Extract each line where the string "folder" shows up.

# [SUPPLIED RECORDS]

>> Start

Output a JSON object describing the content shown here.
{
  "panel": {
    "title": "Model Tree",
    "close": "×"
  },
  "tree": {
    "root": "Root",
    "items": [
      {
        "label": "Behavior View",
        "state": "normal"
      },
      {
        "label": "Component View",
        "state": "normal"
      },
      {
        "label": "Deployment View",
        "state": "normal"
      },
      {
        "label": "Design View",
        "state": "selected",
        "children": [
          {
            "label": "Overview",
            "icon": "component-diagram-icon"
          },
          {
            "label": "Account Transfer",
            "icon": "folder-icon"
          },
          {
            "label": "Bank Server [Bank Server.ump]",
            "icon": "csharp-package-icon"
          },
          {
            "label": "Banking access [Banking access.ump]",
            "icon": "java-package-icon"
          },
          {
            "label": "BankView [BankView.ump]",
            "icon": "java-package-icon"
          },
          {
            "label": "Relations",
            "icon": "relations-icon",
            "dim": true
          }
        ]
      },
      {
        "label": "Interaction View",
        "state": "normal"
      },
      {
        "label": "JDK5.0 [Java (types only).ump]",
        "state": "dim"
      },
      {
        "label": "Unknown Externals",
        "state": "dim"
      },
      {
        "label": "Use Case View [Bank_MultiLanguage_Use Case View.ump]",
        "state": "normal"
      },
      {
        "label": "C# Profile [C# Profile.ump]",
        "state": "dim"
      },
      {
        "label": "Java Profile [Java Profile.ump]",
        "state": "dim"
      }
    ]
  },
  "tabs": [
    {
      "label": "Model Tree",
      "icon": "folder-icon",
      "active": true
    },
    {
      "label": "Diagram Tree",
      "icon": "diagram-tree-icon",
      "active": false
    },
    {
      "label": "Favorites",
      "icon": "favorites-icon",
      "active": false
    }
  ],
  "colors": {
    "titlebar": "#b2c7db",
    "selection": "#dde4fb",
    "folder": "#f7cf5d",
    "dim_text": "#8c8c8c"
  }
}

>> End

# [RESULT OF THE EXERCISE]
            "icon": "folder-icon"
      "icon": "folder-icon",
    "folder": "#f7cf5d",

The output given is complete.